» EXERCISE INPUT:

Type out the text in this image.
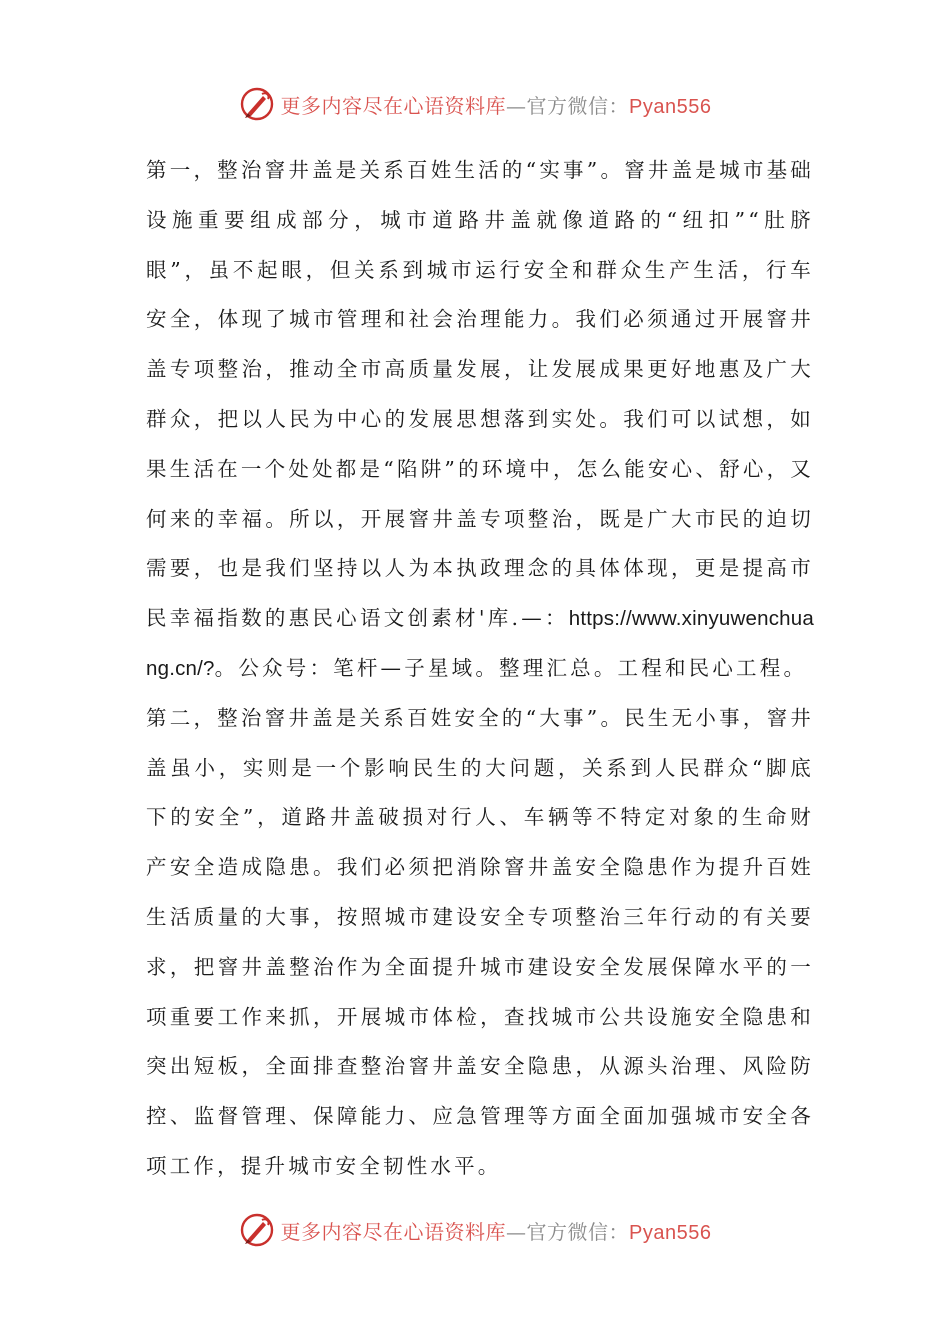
更多内容尽在心语资料库—官方微信：Pyan556

第一，整治窨井盖是关系百姓生活的“实事”。窨井盖是城市基础设施重要组成部分，城市道路井盖就像道路的“纽扣”“肚脐眼”，虽不起眼，但关系到城市运行安全和群众生产生活，行车安全，体现了城市管理和社会治理能力。我们必须通过开展窨井盖专项整治，推动全市高质量发展，让发展成果更好地惠及广大群众，把以人民为中心的发展思想落到实处。我们可以试想，如果生活在一个处处都是“陷阱”的环境中，怎么能安心、舒心，又何来的幸福。所以，开展窨井盖专项整治，既是广大市民的迫切需要，也是我们坚持以人为本执政理念的具体体现，更是提高市民幸福指数的惠民心语文创素材'库.—：https://www.xinyuwenchuang.cn/?。公众号：笔杆—子星域。整理汇总。工程和民心工程。

第二，整治窨井盖是关系百姓安全的“大事”。民生无小事，窨井盖虽小，实则是一个影响民生的大问题，关系到人民群众“脚底下的安全”，道路井盖破损对行人、车辆等不特定对象的生命财产安全造成隐患。我们必须把消除窨井盖安全隐患作为提升百姓生活质量的大事，按照城市建设安全专项整治三年行动的有关要求，把窨井盖整治作为全面提升城市建设安全发展保障水平的一项重要工作来抓，开展城市体检，查找城市公共设施安全隐患和突出短板，全面排查整治窨井盖安全隐患，从源头治理、风险防控、监督管理、保障能力、应急管理等方面全面加强城市安全各项工作，提升城市安全韧性水平。

更多内容尽在心语资料库—官方微信：Pyan556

» PROBLEM DETAILS: The listing above needs to be output again exactly. Don't include the pictures.

» RESPONSE BELOW:
Type out the text in this image.
更多内容尽在心语资料库—官方微信：Pyan556

第一，整治窨井盖是关系百姓生活的“实事”。窨井盖是城市基础设施重要组成部分，城市道路井盖就像道路的“纽扣”“肚脐眼”，虽不起眼，但关系到城市运行安全和群众生产生活，行车安全，体现了城市管理和社会治理能力。我们必须通过开展窨井盖专项整治，推动全市高质量发展，让发展成果更好地惠及广大群众，把以人民为中心的发展思想落到实处。我们可以试想，如果生活在一个处处都是“陷阱”的环境中，怎么能安心、舒心，又何来的幸福。所以，开展窨井盖专项整治，既是广大市民的迫切需要，也是我们坚持以人为本执政理念的具体体现，更是提高市民幸福指数的惠民心语文创素材'库.—：https://www.xinyuwenchuang.cn/?。公众号：笔杆—子星域。整理汇总。工程和民心工程。

第二，整治窨井盖是关系百姓安全的“大事”。民生无小事，窨井盖虽小，实则是一个影响民生的大问题，关系到人民群众“脚底下的安全”，道路井盖破损对行人、车辆等不特定对象的生命财产安全造成隐患。我们必须把消除窨井盖安全隐患作为提升百姓生活质量的大事，按照城市建设安全专项整治三年行动的有关要求，把窨井盖整治作为全面提升城市建设安全发展保障水平的一项重要工作来抓，开展城市体检，查找城市公共设施安全隐患和突出短板，全面排查整治窨井盖安全隐患，从源头治理、风险防控、监督管理、保障能力、应急管理等方面全面加强城市安全各项工作，提升城市安全韧性水平。

更多内容尽在心语资料库—官方微信：Pyan556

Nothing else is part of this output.